What is needed:
Output all entries verbatim. Skip pictures.

[Dataset entries]
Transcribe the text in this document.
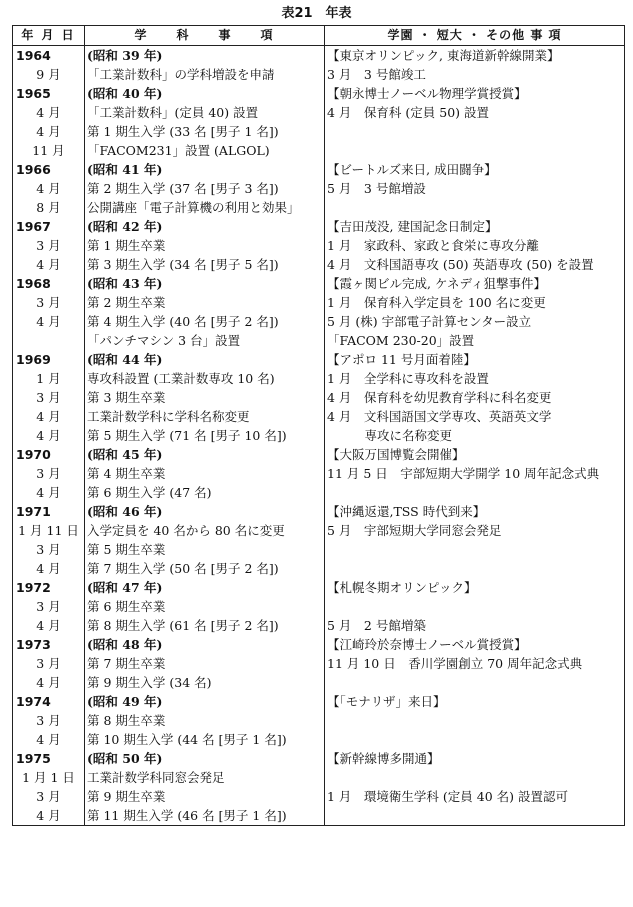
表21　年表
年 月 日	学　　科　　事　　項	学園 ・ 短大 ・ その他 事 項
1964	(昭和 39 年)	【東京オリンピック, 東海道新幹線開業】
9 月	「工業計数科」の学科増設を申請	3 月　3 号館竣工
1965	(昭和 40 年)	【朝永博士ノーベル物理学賞授賞】
4 月	「工業計数科」(定員 40) 設置	4 月　保育科 (定員 50) 設置
4 月	第 1 期生入学 (33 名 [男子 1 名])	
11 月	「FACOM231」設置 (ALGOL)	
1966	(昭和 41 年)	【ビートルズ来日, 成田闘争】
4 月	第 2 期生入学 (37 名 [男子 3 名])	5 月　3 号館増設
8 月	公開講座「電子計算機の利用と効果」	
1967	(昭和 42 年)	【吉田茂没, 建国記念日制定】
3 月	第 1 期生卒業	1 月　家政科、家政と食栄に専攻分離
4 月	第 3 期生入学 (34 名 [男子 5 名])	4 月　文科国語専攻 (50) 英語専攻 (50) を設置
1968	(昭和 43 年)	【霞ヶ関ビル完成, ケネディ狙撃事件】
3 月	第 2 期生卒業	1 月　保育科入学定員を 100 名に変更
4 月	第 4 期生入学 (40 名 [男子 2 名])	5 月 (株) 宇部電子計算センター設立
	「パンチマシン 3 台」設置	「FACOM 230-20」設置
1969	(昭和 44 年)	【アポロ 11 号月面着陸】
1 月	専攻科設置 (工業計数専攻 10 名)	1 月　全学科に専攻科を設置
3 月	第 3 期生卒業	4 月　保育科を幼児教育学科に科名変更
4 月	工業計数学科に学科名称変更	4 月　文科国語国文学専攻、英語英文学
4 月	第 5 期生入学 (71 名 [男子 10 名])	　　　専攻に名称変更
1970	(昭和 45 年)	【大阪万国博覧会開催】
3 月	第 4 期生卒業	11 月 5 日　宇部短期大学開学 10 周年記念式典
4 月	第 6 期生入学 (47 名)	
1971	(昭和 46 年)	【沖縄返還,TSS 時代到来】
1 月 11 日	入学定員を 40 名から 80 名に変更	5 月　宇部短期大学同窓会発足
3 月	第 5 期生卒業	
4 月	第 7 期生入学 (50 名 [男子 2 名])	
1972	(昭和 47 年)	【札幌冬期オリンピック】
3 月	第 6 期生卒業	
4 月	第 8 期生入学 (61 名 [男子 2 名])	5 月　2 号館増築
1973	(昭和 48 年)	【江崎玲於奈博士ノーベル賞授賞】
3 月	第 7 期生卒業	11 月 10 日　香川学園創立 70 周年記念式典
4 月	第 9 期生入学 (34 名)	
1974	(昭和 49 年)	【「モナリザ」来日】
3 月	第 8 期生卒業	
4 月	第 10 期生入学 (44 名 [男子 1 名])	
1975	(昭和 50 年)	【新幹線博多開通】
1 月 1 日	工業計数学科同窓会発足	
3 月	第 9 期生卒業	1 月　環境衛生学科 (定員 40 名) 設置認可
4 月	第 11 期生入学 (46 名 [男子 1 名])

Finished answer:
Transcribe the text in this document.
表21　年表
年 月 日	学　　科　　事　　項	学園 ・ 短大 ・ その他 事 項
1964	(昭和 39 年)	【東京オリンピック, 東海道新幹線開業】
9 月	「工業計数科」の学科増設を申請	3 月　3 号館竣工
1965	(昭和 40 年)	【朝永博士ノーベル物理学賞授賞】
4 月	「工業計数科」(定員 40) 設置	4 月　保育科 (定員 50) 設置
4 月	第 1 期生入学 (33 名 [男子 1 名])	
11 月	「FACOM231」設置 (ALGOL)	
1966	(昭和 41 年)	【ビートルズ来日, 成田闘争】
4 月	第 2 期生入学 (37 名 [男子 3 名])	5 月　3 号館増設
8 月	公開講座「電子計算機の利用と効果」	
1967	(昭和 42 年)	【吉田茂没, 建国記念日制定】
3 月	第 1 期生卒業	1 月　家政科、家政と食栄に専攻分離
4 月	第 3 期生入学 (34 名 [男子 5 名])	4 月　文科国語専攻 (50) 英語専攻 (50) を設置
1968	(昭和 43 年)	【霞ヶ関ビル完成, ケネディ狙撃事件】
3 月	第 2 期生卒業	1 月　保育科入学定員を 100 名に変更
4 月	第 4 期生入学 (40 名 [男子 2 名])	5 月 (株) 宇部電子計算センター設立
	「パンチマシン 3 台」設置	「FACOM 230-20」設置
1969	(昭和 44 年)	【アポロ 11 号月面着陸】
1 月	専攻科設置 (工業計数専攻 10 名)	1 月　全学科に専攻科を設置
3 月	第 3 期生卒業	4 月　保育科を幼児教育学科に科名変更
4 月	工業計数学科に学科名称変更	4 月　文科国語国文学専攻、英語英文学
4 月	第 5 期生入学 (71 名 [男子 10 名])	　　　専攻に名称変更
1970	(昭和 45 年)	【大阪万国博覧会開催】
3 月	第 4 期生卒業	11 月 5 日　宇部短期大学開学 10 周年記念式典
4 月	第 6 期生入学 (47 名)	
1971	(昭和 46 年)	【沖縄返還,TSS 時代到来】
1 月 11 日	入学定員を 40 名から 80 名に変更	5 月　宇部短期大学同窓会発足
3 月	第 5 期生卒業	
4 月	第 7 期生入学 (50 名 [男子 2 名])	
1972	(昭和 47 年)	【札幌冬期オリンピック】
3 月	第 6 期生卒業	
4 月	第 8 期生入学 (61 名 [男子 2 名])	5 月　2 号館増築
1973	(昭和 48 年)	【江崎玲於奈博士ノーベル賞授賞】
3 月	第 7 期生卒業	11 月 10 日　香川学園創立 70 周年記念式典
4 月	第 9 期生入学 (34 名)	
1974	(昭和 49 年)	【「モナリザ」来日】
3 月	第 8 期生卒業	
4 月	第 10 期生入学 (44 名 [男子 1 名])	
1975	(昭和 50 年)	【新幹線博多開通】
1 月 1 日	工業計数学科同窓会発足	
3 月	第 9 期生卒業	1 月　環境衛生学科 (定員 40 名) 設置認可
4 月	第 11 期生入学 (46 名 [男子 1 名])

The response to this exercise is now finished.